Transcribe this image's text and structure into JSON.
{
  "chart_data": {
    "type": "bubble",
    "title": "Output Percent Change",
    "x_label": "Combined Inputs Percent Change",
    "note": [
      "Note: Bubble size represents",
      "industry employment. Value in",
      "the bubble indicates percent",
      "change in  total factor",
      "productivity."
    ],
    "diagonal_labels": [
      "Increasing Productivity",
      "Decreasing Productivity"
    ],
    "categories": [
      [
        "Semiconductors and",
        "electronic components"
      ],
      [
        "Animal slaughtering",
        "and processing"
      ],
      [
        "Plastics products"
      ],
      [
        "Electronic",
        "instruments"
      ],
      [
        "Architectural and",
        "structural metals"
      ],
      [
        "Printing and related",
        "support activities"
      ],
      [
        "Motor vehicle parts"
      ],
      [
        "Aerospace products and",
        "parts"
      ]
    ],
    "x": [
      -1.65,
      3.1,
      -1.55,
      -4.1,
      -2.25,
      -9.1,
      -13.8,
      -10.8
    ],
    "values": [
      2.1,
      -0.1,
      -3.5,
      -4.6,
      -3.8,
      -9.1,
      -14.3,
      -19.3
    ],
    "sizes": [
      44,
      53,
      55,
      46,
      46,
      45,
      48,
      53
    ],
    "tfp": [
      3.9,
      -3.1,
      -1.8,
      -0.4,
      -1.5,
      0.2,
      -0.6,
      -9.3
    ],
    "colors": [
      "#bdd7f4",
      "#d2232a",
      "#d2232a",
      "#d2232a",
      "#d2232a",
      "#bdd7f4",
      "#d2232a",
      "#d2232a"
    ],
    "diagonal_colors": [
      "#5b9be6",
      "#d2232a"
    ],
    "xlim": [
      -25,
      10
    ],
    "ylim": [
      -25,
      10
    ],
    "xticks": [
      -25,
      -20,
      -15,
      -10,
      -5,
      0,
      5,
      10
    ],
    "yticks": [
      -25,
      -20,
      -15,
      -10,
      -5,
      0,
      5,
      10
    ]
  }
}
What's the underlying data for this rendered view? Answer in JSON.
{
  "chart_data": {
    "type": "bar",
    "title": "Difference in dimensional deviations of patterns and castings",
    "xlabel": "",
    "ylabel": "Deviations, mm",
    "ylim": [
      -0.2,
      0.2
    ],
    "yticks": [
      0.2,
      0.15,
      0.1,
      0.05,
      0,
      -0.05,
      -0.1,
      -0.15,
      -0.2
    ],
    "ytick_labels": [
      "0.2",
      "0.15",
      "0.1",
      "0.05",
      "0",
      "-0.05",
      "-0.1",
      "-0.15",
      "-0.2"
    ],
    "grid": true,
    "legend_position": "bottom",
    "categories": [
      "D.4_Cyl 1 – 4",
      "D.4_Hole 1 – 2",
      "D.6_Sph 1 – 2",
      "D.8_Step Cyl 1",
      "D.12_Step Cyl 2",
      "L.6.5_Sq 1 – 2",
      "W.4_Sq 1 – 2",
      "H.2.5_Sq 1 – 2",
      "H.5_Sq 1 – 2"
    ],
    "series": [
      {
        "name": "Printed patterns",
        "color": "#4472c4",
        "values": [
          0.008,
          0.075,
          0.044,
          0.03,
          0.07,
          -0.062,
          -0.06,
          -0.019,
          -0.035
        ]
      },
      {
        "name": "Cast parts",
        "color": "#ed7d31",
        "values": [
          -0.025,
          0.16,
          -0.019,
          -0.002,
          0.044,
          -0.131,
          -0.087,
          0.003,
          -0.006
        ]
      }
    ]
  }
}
######
## TASK BRIEF
Return every record above exactly as it appears.

## RIGHT ANSWER
Transcribe this image's text and structure into JSON.
{
  "chart_data": {
    "type": "bubble",
    "title": "Output Percent Change",
    "x_label": "Combined Inputs Percent Change",
    "note": [
      "Note: Bubble size represents",
      "industry employment. Value in",
      "the bubble indicates percent",
      "change in  total factor",
      "productivity."
    ],
    "diagonal_labels": [
      "Increasing Productivity",
      "Decreasing Productivity"
    ],
    "categories": [
      [
        "Semiconductors and",
        "electronic components"
      ],
      [
        "Animal slaughtering",
        "and processing"
      ],
      [
        "Plastics products"
      ],
      [
        "Electronic",
        "instruments"
      ],
      [
        "Architectural and",
        "structural metals"
      ],
      [
        "Printing and related",
        "support activities"
      ],
      [
        "Motor vehicle parts"
      ],
      [
        "Aerospace products and",
        "parts"
      ]
    ],
    "x": [
      -1.65,
      3.1,
      -1.55,
      -4.1,
      -2.25,
      -9.1,
      -13.8,
      -10.8
    ],
    "values": [
      2.1,
      -0.1,
      -3.5,
      -4.6,
      -3.8,
      -9.1,
      -14.3,
      -19.3
    ],
    "sizes": [
      44,
      53,
      55,
      46,
      46,
      45,
      48,
      53
    ],
    "tfp": [
      3.9,
      -3.1,
      -1.8,
      -0.4,
      -1.5,
      0.2,
      -0.6,
      -9.3
    ],
    "colors": [
      "#bdd7f4",
      "#d2232a",
      "#d2232a",
      "#d2232a",
      "#d2232a",
      "#bdd7f4",
      "#d2232a",
      "#d2232a"
    ],
    "diagonal_colors": [
      "#5b9be6",
      "#d2232a"
    ],
    "xlim": [
      -25,
      10
    ],
    "ylim": [
      -25,
      10
    ],
    "xticks": [
      -25,
      -20,
      -15,
      -10,
      -5,
      0,
      5,
      10
    ],
    "yticks": [
      -25,
      -20,
      -15,
      -10,
      -5,
      0,
      5,
      10
    ]
  }
}
What's the underlying data for this rendered view? Answer in JSON.
{
  "chart_data": {
    "type": "bar",
    "title": "Difference in dimensional deviations of patterns and castings",
    "xlabel": "",
    "ylabel": "Deviations, mm",
    "ylim": [
      -0.2,
      0.2
    ],
    "yticks": [
      0.2,
      0.15,
      0.1,
      0.05,
      0,
      -0.05,
      -0.1,
      -0.15,
      -0.2
    ],
    "ytick_labels": [
      "0.2",
      "0.15",
      "0.1",
      "0.05",
      "0",
      "-0.05",
      "-0.1",
      "-0.15",
      "-0.2"
    ],
    "grid": true,
    "legend_position": "bottom",
    "categories": [
      "D.4_Cyl 1 – 4",
      "D.4_Hole 1 – 2",
      "D.6_Sph 1 – 2",
      "D.8_Step Cyl 1",
      "D.12_Step Cyl 2",
      "L.6.5_Sq 1 – 2",
      "W.4_Sq 1 – 2",
      "H.2.5_Sq 1 – 2",
      "H.5_Sq 1 – 2"
    ],
    "series": [
      {
        "name": "Printed patterns",
        "color": "#4472c4",
        "values": [
          0.008,
          0.075,
          0.044,
          0.03,
          0.07,
          -0.062,
          -0.06,
          -0.019,
          -0.035
        ]
      },
      {
        "name": "Cast parts",
        "color": "#ed7d31",
        "values": [
          -0.025,
          0.16,
          -0.019,
          -0.002,
          0.044,
          -0.131,
          -0.087,
          0.003,
          -0.006
        ]
      }
    ]
  }
}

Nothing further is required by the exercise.